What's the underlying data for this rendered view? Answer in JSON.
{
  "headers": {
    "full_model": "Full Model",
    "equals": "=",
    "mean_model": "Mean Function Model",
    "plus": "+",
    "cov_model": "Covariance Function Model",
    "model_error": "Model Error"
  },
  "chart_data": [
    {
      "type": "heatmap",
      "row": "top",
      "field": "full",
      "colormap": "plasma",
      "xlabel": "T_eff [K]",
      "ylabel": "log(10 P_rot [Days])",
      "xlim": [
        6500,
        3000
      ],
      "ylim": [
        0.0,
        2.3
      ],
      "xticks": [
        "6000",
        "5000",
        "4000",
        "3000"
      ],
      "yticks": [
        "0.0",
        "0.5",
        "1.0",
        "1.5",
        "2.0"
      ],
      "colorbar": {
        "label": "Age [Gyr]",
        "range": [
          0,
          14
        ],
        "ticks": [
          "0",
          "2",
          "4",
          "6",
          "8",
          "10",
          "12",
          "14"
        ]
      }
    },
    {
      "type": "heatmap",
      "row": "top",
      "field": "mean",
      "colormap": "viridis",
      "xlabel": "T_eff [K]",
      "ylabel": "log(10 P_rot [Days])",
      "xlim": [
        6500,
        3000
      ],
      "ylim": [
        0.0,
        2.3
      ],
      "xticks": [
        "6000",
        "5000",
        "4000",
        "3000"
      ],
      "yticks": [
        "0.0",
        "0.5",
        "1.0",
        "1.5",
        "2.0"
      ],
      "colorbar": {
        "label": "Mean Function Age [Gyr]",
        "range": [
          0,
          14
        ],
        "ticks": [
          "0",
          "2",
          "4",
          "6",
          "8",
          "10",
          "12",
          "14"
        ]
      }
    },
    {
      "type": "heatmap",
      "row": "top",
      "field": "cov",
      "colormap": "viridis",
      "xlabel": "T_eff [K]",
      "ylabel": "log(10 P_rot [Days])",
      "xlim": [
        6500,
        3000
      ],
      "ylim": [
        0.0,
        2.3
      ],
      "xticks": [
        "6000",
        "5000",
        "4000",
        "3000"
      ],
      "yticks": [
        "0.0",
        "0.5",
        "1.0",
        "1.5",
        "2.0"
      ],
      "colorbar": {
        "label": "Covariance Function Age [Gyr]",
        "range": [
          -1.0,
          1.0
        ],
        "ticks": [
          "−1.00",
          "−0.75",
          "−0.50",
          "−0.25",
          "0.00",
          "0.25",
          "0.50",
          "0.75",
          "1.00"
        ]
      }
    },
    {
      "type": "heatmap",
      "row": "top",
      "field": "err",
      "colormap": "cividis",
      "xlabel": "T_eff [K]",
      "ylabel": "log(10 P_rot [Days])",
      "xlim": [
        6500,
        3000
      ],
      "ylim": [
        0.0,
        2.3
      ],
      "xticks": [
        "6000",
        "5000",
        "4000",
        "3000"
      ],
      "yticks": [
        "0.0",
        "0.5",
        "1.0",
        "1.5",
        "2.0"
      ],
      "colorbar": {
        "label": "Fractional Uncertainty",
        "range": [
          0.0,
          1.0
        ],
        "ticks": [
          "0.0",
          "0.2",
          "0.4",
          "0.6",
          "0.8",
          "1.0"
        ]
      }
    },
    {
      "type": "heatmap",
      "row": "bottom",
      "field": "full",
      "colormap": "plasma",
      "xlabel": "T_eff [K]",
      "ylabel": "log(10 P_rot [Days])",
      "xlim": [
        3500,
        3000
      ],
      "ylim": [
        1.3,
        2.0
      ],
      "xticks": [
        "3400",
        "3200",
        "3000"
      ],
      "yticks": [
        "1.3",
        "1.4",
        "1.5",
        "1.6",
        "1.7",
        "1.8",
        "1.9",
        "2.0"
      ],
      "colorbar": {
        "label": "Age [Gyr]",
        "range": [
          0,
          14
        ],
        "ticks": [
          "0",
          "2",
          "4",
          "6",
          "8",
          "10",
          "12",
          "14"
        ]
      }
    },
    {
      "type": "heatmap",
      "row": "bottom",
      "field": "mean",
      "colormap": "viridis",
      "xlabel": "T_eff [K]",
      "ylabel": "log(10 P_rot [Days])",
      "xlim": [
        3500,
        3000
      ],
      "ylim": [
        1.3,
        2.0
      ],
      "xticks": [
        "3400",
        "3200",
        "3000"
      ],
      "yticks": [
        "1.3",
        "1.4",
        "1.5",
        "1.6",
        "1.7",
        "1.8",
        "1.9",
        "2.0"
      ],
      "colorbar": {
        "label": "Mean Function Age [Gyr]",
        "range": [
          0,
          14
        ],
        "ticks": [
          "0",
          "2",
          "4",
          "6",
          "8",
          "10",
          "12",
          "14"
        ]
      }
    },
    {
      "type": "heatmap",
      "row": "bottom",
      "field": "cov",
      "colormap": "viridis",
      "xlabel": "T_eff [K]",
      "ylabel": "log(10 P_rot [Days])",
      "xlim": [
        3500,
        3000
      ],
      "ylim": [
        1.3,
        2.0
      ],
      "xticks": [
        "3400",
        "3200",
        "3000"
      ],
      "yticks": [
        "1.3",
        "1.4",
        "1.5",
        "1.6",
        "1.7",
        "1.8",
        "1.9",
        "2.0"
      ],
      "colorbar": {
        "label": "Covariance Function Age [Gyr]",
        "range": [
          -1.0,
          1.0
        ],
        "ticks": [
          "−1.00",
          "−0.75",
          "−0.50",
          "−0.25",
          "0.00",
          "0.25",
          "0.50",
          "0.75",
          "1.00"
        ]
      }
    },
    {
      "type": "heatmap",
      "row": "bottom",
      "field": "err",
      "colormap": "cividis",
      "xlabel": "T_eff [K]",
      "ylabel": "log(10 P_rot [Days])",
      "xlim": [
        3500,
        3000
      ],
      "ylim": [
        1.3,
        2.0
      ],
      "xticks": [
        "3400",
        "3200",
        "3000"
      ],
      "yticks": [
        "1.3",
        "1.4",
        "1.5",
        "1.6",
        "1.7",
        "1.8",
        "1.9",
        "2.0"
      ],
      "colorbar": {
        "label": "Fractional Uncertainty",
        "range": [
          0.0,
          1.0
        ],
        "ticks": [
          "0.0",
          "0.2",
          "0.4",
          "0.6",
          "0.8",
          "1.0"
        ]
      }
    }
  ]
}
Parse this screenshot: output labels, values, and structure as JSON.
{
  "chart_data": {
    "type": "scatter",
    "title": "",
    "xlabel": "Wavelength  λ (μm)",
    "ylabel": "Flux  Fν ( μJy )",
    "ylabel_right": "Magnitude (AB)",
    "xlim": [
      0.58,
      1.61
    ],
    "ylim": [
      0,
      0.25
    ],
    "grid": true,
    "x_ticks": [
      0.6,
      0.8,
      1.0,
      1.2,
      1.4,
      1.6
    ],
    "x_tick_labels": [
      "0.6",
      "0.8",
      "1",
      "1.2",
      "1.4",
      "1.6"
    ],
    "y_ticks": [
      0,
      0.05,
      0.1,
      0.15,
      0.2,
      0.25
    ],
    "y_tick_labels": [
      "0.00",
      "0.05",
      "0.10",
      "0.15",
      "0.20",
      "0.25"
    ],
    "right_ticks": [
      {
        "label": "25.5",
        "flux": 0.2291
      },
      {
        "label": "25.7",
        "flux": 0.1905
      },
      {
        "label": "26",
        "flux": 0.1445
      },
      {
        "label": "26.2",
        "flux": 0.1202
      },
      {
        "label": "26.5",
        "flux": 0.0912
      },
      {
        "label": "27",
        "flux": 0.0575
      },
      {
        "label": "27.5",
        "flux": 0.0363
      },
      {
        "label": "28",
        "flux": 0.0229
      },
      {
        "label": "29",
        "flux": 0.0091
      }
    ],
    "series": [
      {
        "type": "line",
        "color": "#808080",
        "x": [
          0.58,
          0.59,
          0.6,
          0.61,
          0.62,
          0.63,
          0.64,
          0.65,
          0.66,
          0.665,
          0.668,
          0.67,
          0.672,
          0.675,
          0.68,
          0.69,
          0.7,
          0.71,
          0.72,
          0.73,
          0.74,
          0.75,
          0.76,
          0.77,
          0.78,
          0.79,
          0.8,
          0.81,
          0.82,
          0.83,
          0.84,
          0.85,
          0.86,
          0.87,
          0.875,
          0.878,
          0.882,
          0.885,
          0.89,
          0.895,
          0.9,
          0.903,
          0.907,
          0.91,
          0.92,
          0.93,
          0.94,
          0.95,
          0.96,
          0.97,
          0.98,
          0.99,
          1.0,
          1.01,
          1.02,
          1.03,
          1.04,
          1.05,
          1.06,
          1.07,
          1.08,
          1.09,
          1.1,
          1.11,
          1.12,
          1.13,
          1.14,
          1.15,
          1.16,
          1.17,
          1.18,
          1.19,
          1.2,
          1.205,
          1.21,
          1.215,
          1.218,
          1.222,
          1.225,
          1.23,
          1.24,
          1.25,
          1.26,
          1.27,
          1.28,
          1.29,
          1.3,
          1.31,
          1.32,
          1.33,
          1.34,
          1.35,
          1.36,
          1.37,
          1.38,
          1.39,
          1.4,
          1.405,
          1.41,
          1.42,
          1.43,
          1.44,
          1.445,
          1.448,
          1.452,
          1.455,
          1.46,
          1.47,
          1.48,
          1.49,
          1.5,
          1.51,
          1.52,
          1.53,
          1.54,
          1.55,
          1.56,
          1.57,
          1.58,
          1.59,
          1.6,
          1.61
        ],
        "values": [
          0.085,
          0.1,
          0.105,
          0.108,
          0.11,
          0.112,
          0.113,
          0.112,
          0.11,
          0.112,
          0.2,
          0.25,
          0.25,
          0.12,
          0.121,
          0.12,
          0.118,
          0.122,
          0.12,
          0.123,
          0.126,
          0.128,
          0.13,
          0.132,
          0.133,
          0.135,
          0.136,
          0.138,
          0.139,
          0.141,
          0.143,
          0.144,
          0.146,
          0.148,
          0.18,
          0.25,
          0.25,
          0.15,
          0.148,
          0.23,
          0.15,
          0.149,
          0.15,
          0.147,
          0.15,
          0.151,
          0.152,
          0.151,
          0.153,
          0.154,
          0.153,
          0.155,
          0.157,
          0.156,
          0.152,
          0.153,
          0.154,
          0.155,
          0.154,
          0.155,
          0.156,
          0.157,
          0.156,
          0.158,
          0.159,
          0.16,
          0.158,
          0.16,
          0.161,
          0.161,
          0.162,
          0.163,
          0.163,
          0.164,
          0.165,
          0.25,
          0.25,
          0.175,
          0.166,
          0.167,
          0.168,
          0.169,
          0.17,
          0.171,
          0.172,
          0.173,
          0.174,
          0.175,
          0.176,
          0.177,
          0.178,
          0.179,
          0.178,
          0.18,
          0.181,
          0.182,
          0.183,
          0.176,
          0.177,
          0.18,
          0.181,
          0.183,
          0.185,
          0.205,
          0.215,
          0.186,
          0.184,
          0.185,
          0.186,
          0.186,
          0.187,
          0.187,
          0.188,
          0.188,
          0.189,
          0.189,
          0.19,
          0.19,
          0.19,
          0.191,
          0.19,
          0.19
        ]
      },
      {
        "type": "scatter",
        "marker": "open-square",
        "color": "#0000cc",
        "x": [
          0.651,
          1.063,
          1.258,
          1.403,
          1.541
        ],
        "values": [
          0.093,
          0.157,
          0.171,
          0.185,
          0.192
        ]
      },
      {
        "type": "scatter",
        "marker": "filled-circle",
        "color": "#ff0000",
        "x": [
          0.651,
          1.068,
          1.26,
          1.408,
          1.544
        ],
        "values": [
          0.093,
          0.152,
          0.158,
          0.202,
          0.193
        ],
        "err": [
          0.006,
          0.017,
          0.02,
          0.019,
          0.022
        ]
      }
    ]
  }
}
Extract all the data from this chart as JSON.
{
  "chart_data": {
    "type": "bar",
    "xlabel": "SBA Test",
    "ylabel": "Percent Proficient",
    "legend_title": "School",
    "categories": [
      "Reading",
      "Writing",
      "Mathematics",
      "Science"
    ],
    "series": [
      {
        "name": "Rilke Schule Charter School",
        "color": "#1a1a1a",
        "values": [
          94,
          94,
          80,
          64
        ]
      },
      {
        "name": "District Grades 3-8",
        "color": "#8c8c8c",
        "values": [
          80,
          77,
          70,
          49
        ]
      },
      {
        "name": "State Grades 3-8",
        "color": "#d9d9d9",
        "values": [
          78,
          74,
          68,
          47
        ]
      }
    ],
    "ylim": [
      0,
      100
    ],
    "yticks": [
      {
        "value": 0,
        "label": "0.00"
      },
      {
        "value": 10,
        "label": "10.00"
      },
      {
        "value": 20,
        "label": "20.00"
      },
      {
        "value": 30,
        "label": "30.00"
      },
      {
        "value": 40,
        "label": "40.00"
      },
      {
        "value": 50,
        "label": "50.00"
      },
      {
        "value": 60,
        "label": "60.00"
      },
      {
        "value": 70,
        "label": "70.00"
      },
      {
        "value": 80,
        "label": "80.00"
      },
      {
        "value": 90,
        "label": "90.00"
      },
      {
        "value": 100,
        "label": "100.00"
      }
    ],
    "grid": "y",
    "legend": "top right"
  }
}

+--

→ Given request
Among the entries above, how many lines include the word "School"? Give the number with no comment.

→ Result
2